*INSTRUCTIONS FOR THE TASK*:
Entries follow. Set all of them down as they stand.
***** ENTRIES SHOWN *****
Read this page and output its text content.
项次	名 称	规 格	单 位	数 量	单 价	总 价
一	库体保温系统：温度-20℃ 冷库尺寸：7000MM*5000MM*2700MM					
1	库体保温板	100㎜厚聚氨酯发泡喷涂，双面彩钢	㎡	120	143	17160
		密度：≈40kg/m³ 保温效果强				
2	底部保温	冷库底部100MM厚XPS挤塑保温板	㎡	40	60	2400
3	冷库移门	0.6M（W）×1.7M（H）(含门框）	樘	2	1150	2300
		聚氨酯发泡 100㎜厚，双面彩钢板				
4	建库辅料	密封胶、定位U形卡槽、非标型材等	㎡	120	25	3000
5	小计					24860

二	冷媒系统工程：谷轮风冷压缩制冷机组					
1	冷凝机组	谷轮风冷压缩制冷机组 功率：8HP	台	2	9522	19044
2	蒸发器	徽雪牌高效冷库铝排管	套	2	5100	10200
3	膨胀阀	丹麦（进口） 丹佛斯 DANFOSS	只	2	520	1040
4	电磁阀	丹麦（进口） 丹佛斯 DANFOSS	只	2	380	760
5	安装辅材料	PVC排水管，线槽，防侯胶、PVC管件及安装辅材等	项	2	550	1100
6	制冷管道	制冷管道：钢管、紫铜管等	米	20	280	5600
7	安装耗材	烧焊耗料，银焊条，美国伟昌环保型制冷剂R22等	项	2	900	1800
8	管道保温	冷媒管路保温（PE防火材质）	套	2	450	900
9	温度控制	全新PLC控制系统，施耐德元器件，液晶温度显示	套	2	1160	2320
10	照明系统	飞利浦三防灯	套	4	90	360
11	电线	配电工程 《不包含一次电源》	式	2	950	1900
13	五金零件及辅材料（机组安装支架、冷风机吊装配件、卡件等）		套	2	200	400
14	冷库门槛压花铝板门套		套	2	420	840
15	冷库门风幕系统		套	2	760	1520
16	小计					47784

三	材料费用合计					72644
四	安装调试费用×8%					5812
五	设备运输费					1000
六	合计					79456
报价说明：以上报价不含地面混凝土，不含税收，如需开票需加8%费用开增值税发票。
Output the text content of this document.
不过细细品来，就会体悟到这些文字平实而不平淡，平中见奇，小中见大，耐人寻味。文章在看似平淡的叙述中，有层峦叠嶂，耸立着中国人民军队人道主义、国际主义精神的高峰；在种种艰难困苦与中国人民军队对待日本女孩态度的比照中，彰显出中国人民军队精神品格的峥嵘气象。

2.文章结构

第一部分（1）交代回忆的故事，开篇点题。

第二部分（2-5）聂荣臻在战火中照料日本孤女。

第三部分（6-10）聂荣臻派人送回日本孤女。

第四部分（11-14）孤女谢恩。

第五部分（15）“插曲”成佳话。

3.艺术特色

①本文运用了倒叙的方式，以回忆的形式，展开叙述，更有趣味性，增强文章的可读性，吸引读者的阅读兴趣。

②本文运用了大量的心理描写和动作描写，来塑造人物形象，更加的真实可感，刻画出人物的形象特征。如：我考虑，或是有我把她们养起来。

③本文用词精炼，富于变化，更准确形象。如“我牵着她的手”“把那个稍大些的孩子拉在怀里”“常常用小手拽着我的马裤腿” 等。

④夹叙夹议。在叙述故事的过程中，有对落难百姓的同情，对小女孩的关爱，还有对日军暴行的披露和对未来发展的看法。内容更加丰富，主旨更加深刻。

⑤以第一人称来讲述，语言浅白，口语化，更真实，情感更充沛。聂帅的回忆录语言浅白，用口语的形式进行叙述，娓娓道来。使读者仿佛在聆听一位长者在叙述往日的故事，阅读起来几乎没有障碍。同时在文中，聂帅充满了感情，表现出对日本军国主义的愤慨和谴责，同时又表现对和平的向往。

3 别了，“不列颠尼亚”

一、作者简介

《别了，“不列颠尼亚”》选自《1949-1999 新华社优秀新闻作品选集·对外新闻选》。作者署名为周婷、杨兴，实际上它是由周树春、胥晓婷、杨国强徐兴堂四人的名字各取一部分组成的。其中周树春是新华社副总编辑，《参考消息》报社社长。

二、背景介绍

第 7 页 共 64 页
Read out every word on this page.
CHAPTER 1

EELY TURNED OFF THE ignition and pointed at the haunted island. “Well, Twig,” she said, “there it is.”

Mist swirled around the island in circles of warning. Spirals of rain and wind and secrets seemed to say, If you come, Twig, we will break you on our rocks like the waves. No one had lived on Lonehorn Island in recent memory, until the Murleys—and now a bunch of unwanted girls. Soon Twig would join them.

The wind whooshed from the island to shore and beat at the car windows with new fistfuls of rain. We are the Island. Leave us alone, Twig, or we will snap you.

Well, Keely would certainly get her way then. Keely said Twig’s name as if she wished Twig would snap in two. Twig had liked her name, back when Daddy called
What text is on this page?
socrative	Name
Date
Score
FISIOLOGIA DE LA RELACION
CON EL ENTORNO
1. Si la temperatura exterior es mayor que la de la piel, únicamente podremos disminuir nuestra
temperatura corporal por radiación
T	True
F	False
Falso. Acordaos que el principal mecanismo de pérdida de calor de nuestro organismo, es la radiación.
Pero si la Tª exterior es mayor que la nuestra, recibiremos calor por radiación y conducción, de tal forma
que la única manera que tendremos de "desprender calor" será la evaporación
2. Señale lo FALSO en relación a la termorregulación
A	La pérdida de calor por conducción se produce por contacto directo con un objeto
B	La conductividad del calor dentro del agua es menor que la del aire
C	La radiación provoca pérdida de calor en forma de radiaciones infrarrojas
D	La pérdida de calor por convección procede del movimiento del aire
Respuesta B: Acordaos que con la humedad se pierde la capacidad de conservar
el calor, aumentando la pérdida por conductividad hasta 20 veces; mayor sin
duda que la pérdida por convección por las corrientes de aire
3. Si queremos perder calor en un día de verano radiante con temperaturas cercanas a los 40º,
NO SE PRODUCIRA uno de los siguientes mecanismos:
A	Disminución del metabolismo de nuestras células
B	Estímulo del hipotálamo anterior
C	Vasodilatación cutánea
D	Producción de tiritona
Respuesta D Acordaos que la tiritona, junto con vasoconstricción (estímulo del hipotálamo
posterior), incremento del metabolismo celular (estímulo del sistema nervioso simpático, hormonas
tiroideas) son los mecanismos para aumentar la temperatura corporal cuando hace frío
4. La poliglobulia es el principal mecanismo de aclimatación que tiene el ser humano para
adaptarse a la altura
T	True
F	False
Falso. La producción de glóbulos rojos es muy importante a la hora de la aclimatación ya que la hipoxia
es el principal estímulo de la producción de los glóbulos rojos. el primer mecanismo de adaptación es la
*****
*FINAL ANSWER*:
Read this page and output its text content.
项次	名 称	规 格	单 位	数 量	单 价	总 价
一	库体保温系统：温度-20℃ 冷库尺寸：7000MM*5000MM*2700MM					
1	库体保温板	100㎜厚聚氨酯发泡喷涂，双面彩钢	㎡	120	143	17160
		密度：≈40kg/m³ 保温效果强				
2	底部保温	冷库底部100MM厚XPS挤塑保温板	㎡	40	60	2400
3	冷库移门	0.6M（W）×1.7M（H）(含门框）	樘	2	1150	2300
		聚氨酯发泡 100㎜厚，双面彩钢板				
4	建库辅料	密封胶、定位U形卡槽、非标型材等	㎡	120	25	3000
5	小计					24860

二	冷媒系统工程：谷轮风冷压缩制冷机组					
1	冷凝机组	谷轮风冷压缩制冷机组 功率：8HP	台	2	9522	19044
2	蒸发器	徽雪牌高效冷库铝排管	套	2	5100	10200
3	膨胀阀	丹麦（进口） 丹佛斯 DANFOSS	只	2	520	1040
4	电磁阀	丹麦（进口） 丹佛斯 DANFOSS	只	2	380	760
5	安装辅材料	PVC排水管，线槽，防侯胶、PVC管件及安装辅材等	项	2	550	1100
6	制冷管道	制冷管道：钢管、紫铜管等	米	20	280	5600
7	安装耗材	烧焊耗料，银焊条，美国伟昌环保型制冷剂R22等	项	2	900	1800
8	管道保温	冷媒管路保温（PE防火材质）	套	2	450	900
9	温度控制	全新PLC控制系统，施耐德元器件，液晶温度显示	套	2	1160	2320
10	照明系统	飞利浦三防灯	套	4	90	360
11	电线	配电工程 《不包含一次电源》	式	2	950	1900
13	五金零件及辅材料（机组安装支架、冷风机吊装配件、卡件等）		套	2	200	400
14	冷库门槛压花铝板门套		套	2	420	840
15	冷库门风幕系统		套	2	760	1520
16	小计					47784

三	材料费用合计					72644
四	安装调试费用×8%					5812
五	设备运输费					1000
六	合计					79456
报价说明：以上报价不含地面混凝土，不含税收，如需开票需加8%费用开增值税发票。
Output the text content of this document.
不过细细品来，就会体悟到这些文字平实而不平淡，平中见奇，小中见大，耐人寻味。文章在看似平淡的叙述中，有层峦叠嶂，耸立着中国人民军队人道主义、国际主义精神的高峰；在种种艰难困苦与中国人民军队对待日本女孩态度的比照中，彰显出中国人民军队精神品格的峥嵘气象。

2.文章结构

第一部分（1）交代回忆的故事，开篇点题。

第二部分（2-5）聂荣臻在战火中照料日本孤女。

第三部分（6-10）聂荣臻派人送回日本孤女。

第四部分（11-14）孤女谢恩。

第五部分（15）“插曲”成佳话。

3.艺术特色

①本文运用了倒叙的方式，以回忆的形式，展开叙述，更有趣味性，增强文章的可读性，吸引读者的阅读兴趣。

②本文运用了大量的心理描写和动作描写，来塑造人物形象，更加的真实可感，刻画出人物的形象特征。如：我考虑，或是有我把她们养起来。

③本文用词精炼，富于变化，更准确形象。如“我牵着她的手”“把那个稍大些的孩子拉在怀里”“常常用小手拽着我的马裤腿” 等。

④夹叙夹议。在叙述故事的过程中，有对落难百姓的同情，对小女孩的关爱，还有对日军暴行的披露和对未来发展的看法。内容更加丰富，主旨更加深刻。

⑤以第一人称来讲述，语言浅白，口语化，更真实，情感更充沛。聂帅的回忆录语言浅白，用口语的形式进行叙述，娓娓道来。使读者仿佛在聆听一位长者在叙述往日的故事，阅读起来几乎没有障碍。同时在文中，聂帅充满了感情，表现出对日本军国主义的愤慨和谴责，同时又表现对和平的向往。

3 别了，“不列颠尼亚”

一、作者简介

《别了，“不列颠尼亚”》选自《1949-1999 新华社优秀新闻作品选集·对外新闻选》。作者署名为周婷、杨兴，实际上它是由周树春、胥晓婷、杨国强徐兴堂四人的名字各取一部分组成的。其中周树春是新华社副总编辑，《参考消息》报社社长。

二、背景介绍

第 7 页 共 64 页
Read out every word on this page.
CHAPTER 1

EELY TURNED OFF THE ignition and pointed at the haunted island. “Well, Twig,” she said, “there it is.”

Mist swirled around the island in circles of warning. Spirals of rain and wind and secrets seemed to say, If you come, Twig, we will break you on our rocks like the waves. No one had lived on Lonehorn Island in recent memory, until the Murleys—and now a bunch of unwanted girls. Soon Twig would join them.

The wind whooshed from the island to shore and beat at the car windows with new fistfuls of rain. We are the Island. Leave us alone, Twig, or we will snap you.

Well, Keely would certainly get her way then. Keely said Twig’s name as if she wished Twig would snap in two. Twig had liked her name, back when Daddy called
What text is on this page?
socrative	Name
Date
Score
FISIOLOGIA DE LA RELACION
CON EL ENTORNO
1. Si la temperatura exterior es mayor que la de la piel, únicamente podremos disminuir nuestra
temperatura corporal por radiación
T	True
F	False
Falso. Acordaos que el principal mecanismo de pérdida de calor de nuestro organismo, es la radiación.
Pero si la Tª exterior es mayor que la nuestra, recibiremos calor por radiación y conducción, de tal forma
que la única manera que tendremos de "desprender calor" será la evaporación
2. Señale lo FALSO en relación a la termorregulación
A	La pérdida de calor por conducción se produce por contacto directo con un objeto
B	La conductividad del calor dentro del agua es menor que la del aire
C	La radiación provoca pérdida de calor en forma de radiaciones infrarrojas
D	La pérdida de calor por convección procede del movimiento del aire
Respuesta B: Acordaos que con la humedad se pierde la capacidad de conservar
el calor, aumentando la pérdida por conductividad hasta 20 veces; mayor sin
duda que la pérdida por convección por las corrientes de aire
3. Si queremos perder calor en un día de verano radiante con temperaturas cercanas a los 40º,
NO SE PRODUCIRA uno de los siguientes mecanismos:
A	Disminución del metabolismo de nuestras células
B	Estímulo del hipotálamo anterior
C	Vasodilatación cutánea
D	Producción de tiritona
Respuesta D Acordaos que la tiritona, junto con vasoconstricción (estímulo del hipotálamo
posterior), incremento del metabolismo celular (estímulo del sistema nervioso simpático, hormonas
tiroideas) son los mecanismos para aumentar la temperatura corporal cuando hace frío
4. La poliglobulia es el principal mecanismo de aclimatación que tiene el ser humano para
adaptarse a la altura
T	True
F	False
Falso. La producción de glóbulos rojos es muy importante a la hora de la aclimatación ya que la hipoxia
es el principal estímulo de la producción de los glóbulos rojos. el primer mecanismo de adaptación es la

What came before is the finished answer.